#### To do:
Print every entry word for word, but omit the pictures.

#### Supplied information:
----------
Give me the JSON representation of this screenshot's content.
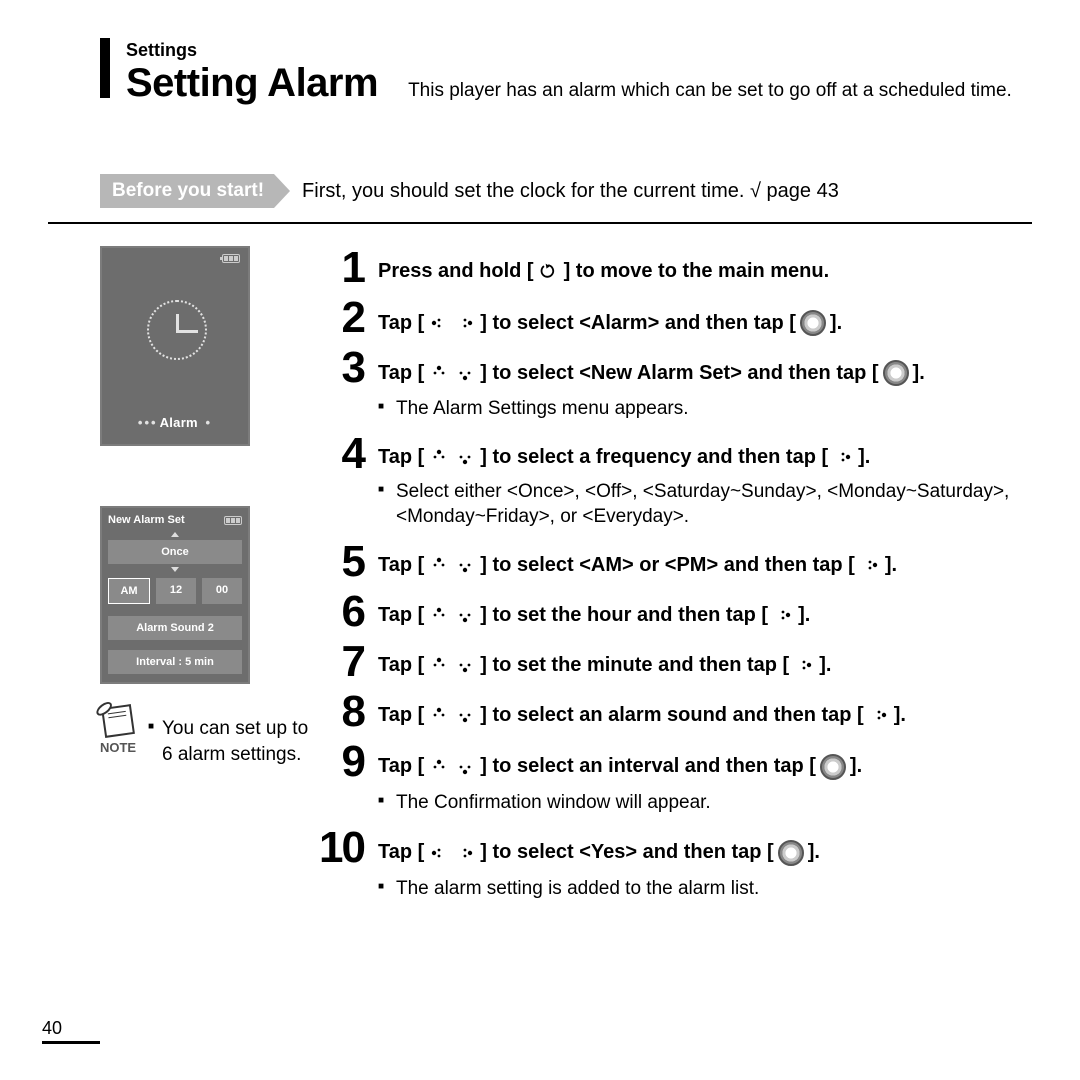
{
  "header": {
    "crumb": "Settings",
    "title": "Setting Alarm",
    "desc": "This player has an alarm which can be set to go off at a scheduled time."
  },
  "before": {
    "label": "Before you start!",
    "text": "First, you should set the clock for the current time. √ page 43"
  },
  "screens": {
    "alarm_label": "Alarm",
    "new_alarm_title": "New Alarm Set",
    "freq": "Once",
    "ampm": "AM",
    "hour": "12",
    "minute": "00",
    "sound": "Alarm Sound 2",
    "interval": "Interval : 5 min"
  },
  "note": {
    "label": "NOTE",
    "text": "You can set up to 6 alarm settings."
  },
  "steps": {
    "s1_a": "Press and hold [",
    "s1_b": "] to move to the main menu.",
    "s2_a": "Tap [",
    "s2_b": "] to select <Alarm> and then tap [",
    "s2_c": "].",
    "s3_a": "Tap [",
    "s3_b": "] to select <New Alarm Set> and then tap [",
    "s3_c": "].",
    "s3_sub": "The Alarm Settings menu appears.",
    "s4_a": "Tap [",
    "s4_b": "] to select a frequency and then tap [",
    "s4_c": "].",
    "s4_sub": "Select either <Once>, <Off>, <Saturday~Sunday>, <Monday~Saturday>, <Monday~Friday>, or <Everyday>.",
    "s5_a": "Tap [",
    "s5_b": "] to select <AM> or <PM> and then tap [",
    "s5_c": "].",
    "s6_a": "Tap [",
    "s6_b": "] to set the hour and then tap [",
    "s6_c": "].",
    "s7_a": "Tap [",
    "s7_b": "] to set the minute and then tap [",
    "s7_c": "].",
    "s8_a": "Tap [",
    "s8_b": "] to select an alarm sound and then tap [",
    "s8_c": "].",
    "s9_a": "Tap [",
    "s9_b": "] to select an interval and then tap [",
    "s9_c": "].",
    "s9_sub": "The Confirmation window will appear.",
    "s10_a": "Tap [",
    "s10_b": "] to select <Yes> and then tap [",
    "s10_c": "].",
    "s10_sub": "The alarm setting is added to the alarm list."
  },
  "page_number": "40"
}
----------
#### Answer to this exercise:
Give me the JSON representation of this screenshot's content.
{
  "header": {
    "crumb": "Settings",
    "title": "Setting Alarm",
    "desc": "This player has an alarm which can be set to go off at a scheduled time."
  },
  "before": {
    "label": "Before you start!",
    "text": "First, you should set the clock for the current time. √ page 43"
  },
  "screens": {
    "alarm_label": "Alarm",
    "new_alarm_title": "New Alarm Set",
    "freq": "Once",
    "ampm": "AM",
    "hour": "12",
    "minute": "00",
    "sound": "Alarm Sound 2",
    "interval": "Interval : 5 min"
  },
  "note": {
    "label": "NOTE",
    "text": "You can set up to 6 alarm settings."
  },
  "steps": {
    "s1_a": "Press and hold [",
    "s1_b": "] to move to the main menu.",
    "s2_a": "Tap [",
    "s2_b": "] to select <Alarm> and then tap [",
    "s2_c": "].",
    "s3_a": "Tap [",
    "s3_b": "] to select <New Alarm Set> and then tap [",
    "s3_c": "].",
    "s3_sub": "The Alarm Settings menu appears.",
    "s4_a": "Tap [",
    "s4_b": "] to select a frequency and then tap [",
    "s4_c": "].",
    "s4_sub": "Select either <Once>, <Off>, <Saturday~Sunday>, <Monday~Saturday>, <Monday~Friday>, or <Everyday>.",
    "s5_a": "Tap [",
    "s5_b": "] to select <AM> or <PM> and then tap [",
    "s5_c": "].",
    "s6_a": "Tap [",
    "s6_b": "] to set the hour and then tap [",
    "s6_c": "].",
    "s7_a": "Tap [",
    "s7_b": "] to set the minute and then tap [",
    "s7_c": "].",
    "s8_a": "Tap [",
    "s8_b": "] to select an alarm sound and then tap [",
    "s8_c": "].",
    "s9_a": "Tap [",
    "s9_b": "] to select an interval and then tap [",
    "s9_c": "].",
    "s9_sub": "The Confirmation window will appear.",
    "s10_a": "Tap [",
    "s10_b": "] to select <Yes> and then tap [",
    "s10_c": "].",
    "s10_sub": "The alarm setting is added to the alarm list."
  },
  "page_number": "40"
}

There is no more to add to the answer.